» **WORK INSTRUCTIONS**:
Copy the full set of lines exactly as given.

(Items listed in a dataset)
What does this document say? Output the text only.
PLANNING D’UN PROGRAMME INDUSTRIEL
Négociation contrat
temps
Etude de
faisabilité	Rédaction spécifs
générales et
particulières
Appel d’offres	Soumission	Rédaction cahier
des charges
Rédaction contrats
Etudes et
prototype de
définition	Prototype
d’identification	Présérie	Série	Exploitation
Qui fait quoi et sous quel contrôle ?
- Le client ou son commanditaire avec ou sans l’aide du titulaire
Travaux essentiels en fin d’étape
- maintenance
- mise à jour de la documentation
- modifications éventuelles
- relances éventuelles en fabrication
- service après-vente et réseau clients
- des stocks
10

» **COMPLETED EXERCISE**:
What does this document say? Output the text only.
PLANNING D’UN PROGRAMME INDUSTRIEL
Négociation contrat
temps
Etude de
faisabilité	Rédaction spécifs
générales et
particulières
Appel d’offres	Soumission	Rédaction cahier
des charges
Rédaction contrats
Etudes et
prototype de
définition	Prototype
d’identification	Présérie	Série	Exploitation
Qui fait quoi et sous quel contrôle ?
- Le client ou son commanditaire avec ou sans l’aide du titulaire
Travaux essentiels en fin d’étape
- maintenance
- mise à jour de la documentation
- modifications éventuelles
- relances éventuelles en fabrication
- service après-vente et réseau clients
- des stocks
10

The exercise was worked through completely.